### Written task
Within the records that follow, find every line containing the string "JSON". Copy those lines.
>> begin Records shown
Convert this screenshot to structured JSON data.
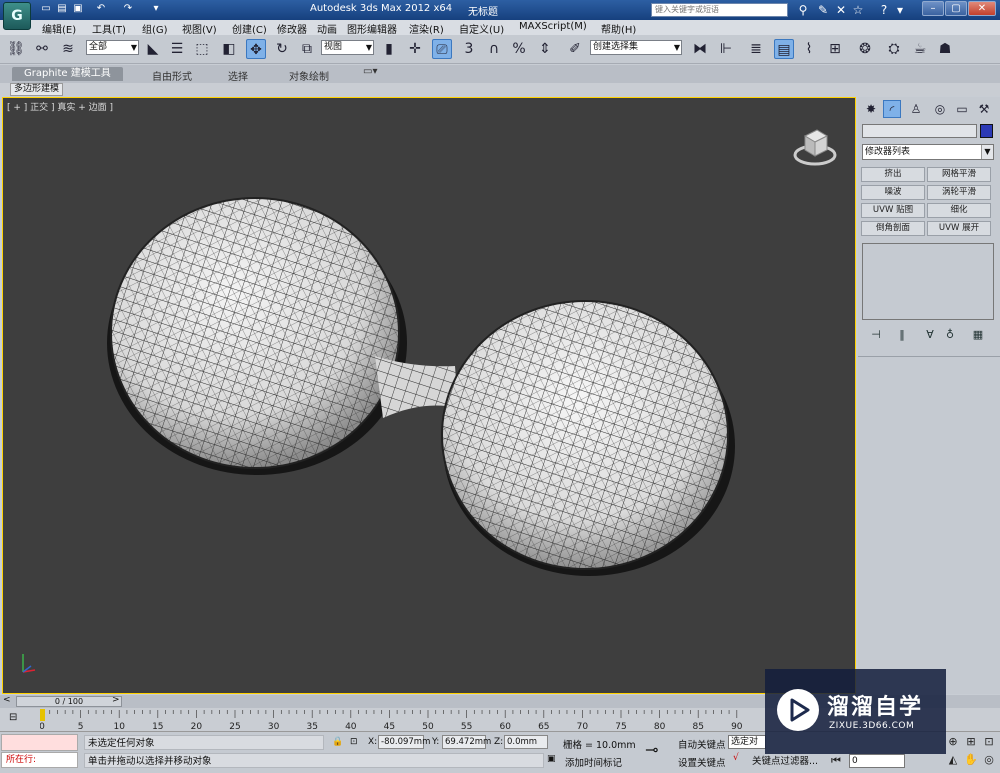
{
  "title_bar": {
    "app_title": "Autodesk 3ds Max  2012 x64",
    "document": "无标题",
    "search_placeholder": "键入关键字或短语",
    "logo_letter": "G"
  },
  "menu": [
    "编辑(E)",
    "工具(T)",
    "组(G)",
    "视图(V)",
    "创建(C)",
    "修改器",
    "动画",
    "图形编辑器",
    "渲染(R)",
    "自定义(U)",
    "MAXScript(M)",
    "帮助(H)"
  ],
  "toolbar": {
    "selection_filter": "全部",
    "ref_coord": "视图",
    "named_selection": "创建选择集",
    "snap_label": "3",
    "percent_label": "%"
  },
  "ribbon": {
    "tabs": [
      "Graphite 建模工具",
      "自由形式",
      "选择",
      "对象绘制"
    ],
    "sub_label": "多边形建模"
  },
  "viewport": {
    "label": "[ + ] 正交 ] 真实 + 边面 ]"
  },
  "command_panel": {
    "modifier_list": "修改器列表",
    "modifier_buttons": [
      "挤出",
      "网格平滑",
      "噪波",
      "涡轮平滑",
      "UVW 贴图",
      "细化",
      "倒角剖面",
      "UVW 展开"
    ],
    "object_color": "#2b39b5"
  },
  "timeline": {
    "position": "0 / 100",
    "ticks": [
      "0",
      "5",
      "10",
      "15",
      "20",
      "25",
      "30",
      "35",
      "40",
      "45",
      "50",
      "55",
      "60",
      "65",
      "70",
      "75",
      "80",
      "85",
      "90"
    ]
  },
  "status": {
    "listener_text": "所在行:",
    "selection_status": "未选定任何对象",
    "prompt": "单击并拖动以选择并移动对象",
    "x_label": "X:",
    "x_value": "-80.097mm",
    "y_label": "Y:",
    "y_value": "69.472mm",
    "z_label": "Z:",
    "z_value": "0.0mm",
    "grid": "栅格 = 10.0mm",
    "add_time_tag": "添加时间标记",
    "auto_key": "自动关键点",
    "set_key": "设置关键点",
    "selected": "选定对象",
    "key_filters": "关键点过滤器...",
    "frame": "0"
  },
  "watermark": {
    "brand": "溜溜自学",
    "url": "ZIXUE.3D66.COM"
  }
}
>> end Records shown
>> begin Records shown
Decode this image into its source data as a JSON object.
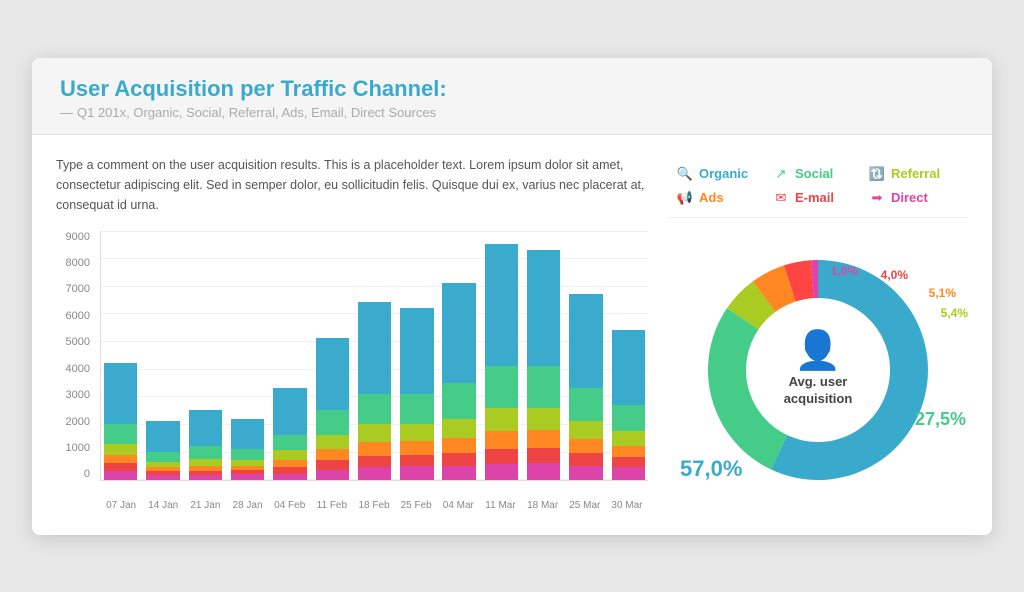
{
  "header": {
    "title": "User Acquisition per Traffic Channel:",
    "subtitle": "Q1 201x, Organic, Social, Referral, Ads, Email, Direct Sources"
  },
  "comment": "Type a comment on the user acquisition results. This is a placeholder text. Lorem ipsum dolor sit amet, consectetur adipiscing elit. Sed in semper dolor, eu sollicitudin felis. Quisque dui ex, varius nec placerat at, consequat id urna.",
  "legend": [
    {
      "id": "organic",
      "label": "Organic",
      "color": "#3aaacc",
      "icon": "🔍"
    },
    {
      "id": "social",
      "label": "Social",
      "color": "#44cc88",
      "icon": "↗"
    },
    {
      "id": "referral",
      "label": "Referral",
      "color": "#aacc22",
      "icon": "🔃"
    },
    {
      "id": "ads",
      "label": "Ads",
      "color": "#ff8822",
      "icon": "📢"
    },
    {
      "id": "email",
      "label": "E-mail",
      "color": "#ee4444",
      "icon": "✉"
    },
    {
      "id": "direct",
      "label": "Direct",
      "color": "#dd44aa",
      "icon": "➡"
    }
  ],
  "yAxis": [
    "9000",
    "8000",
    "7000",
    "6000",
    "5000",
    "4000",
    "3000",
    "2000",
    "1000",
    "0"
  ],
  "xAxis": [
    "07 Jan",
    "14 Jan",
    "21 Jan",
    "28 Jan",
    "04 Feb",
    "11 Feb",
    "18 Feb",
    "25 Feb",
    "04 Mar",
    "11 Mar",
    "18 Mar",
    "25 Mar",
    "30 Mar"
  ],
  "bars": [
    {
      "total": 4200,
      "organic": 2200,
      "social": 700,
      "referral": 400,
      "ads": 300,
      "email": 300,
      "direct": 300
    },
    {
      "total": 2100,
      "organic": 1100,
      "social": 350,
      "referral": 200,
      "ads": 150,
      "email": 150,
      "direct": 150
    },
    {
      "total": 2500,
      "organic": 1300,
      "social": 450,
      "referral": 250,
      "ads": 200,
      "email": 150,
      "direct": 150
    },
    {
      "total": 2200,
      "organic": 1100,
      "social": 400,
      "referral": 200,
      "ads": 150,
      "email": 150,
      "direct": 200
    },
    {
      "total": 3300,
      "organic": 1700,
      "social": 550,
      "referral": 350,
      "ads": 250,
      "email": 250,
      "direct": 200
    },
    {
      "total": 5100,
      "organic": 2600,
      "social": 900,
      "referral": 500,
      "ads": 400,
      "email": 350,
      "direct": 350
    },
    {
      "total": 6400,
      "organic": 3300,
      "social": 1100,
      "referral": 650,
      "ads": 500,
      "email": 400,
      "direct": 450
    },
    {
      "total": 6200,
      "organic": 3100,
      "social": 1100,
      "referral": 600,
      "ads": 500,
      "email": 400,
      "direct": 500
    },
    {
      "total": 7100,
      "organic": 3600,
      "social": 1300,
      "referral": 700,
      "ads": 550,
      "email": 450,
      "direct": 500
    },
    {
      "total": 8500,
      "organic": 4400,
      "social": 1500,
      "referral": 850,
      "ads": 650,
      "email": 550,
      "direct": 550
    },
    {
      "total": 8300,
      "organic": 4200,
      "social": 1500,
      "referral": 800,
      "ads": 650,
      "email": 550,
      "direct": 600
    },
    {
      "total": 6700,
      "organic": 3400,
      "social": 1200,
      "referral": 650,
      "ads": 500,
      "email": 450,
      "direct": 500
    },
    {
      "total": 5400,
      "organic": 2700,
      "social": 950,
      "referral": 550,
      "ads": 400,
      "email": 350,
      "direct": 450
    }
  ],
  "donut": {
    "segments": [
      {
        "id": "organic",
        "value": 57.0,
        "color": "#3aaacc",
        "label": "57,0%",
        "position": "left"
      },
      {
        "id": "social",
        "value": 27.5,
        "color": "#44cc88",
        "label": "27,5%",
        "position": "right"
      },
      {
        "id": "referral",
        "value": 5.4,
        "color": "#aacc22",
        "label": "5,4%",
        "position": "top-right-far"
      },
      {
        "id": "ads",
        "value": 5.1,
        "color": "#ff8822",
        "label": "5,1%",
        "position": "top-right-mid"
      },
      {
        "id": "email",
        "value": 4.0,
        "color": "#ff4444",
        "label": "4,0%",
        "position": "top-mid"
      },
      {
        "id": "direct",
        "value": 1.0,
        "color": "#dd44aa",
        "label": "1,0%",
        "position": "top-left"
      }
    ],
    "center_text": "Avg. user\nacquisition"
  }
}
>> end Records shown
>> begin Records shown
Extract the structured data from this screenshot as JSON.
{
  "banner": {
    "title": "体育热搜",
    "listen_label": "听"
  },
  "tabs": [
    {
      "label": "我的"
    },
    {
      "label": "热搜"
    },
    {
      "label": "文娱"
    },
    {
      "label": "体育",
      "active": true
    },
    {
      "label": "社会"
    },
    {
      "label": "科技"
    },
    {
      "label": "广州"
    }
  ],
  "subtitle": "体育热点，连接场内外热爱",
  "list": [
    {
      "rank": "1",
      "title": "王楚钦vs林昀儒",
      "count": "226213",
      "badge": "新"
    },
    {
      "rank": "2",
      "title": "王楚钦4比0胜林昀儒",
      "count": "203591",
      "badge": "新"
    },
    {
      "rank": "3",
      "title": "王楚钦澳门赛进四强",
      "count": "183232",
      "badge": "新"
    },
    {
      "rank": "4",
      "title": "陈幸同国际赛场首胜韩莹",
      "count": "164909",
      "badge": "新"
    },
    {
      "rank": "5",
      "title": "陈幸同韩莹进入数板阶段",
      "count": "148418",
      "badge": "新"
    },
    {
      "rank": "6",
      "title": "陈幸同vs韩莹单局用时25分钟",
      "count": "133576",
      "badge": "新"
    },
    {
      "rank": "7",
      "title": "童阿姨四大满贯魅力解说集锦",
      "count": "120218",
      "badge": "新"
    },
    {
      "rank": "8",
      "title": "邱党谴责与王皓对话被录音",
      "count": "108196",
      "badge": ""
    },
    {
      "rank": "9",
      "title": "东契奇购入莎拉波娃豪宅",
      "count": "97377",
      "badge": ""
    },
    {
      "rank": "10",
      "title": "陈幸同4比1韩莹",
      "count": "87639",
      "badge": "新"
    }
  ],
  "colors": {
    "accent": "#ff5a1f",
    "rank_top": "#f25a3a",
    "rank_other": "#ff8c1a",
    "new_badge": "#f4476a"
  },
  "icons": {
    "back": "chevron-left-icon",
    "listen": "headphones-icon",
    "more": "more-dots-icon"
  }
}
>> end Records shown
### Output
Convert this screenshot to structured JSON data.
Decode this image into its source data as a JSON object.
Extract the structured data from this screenshot as JSON.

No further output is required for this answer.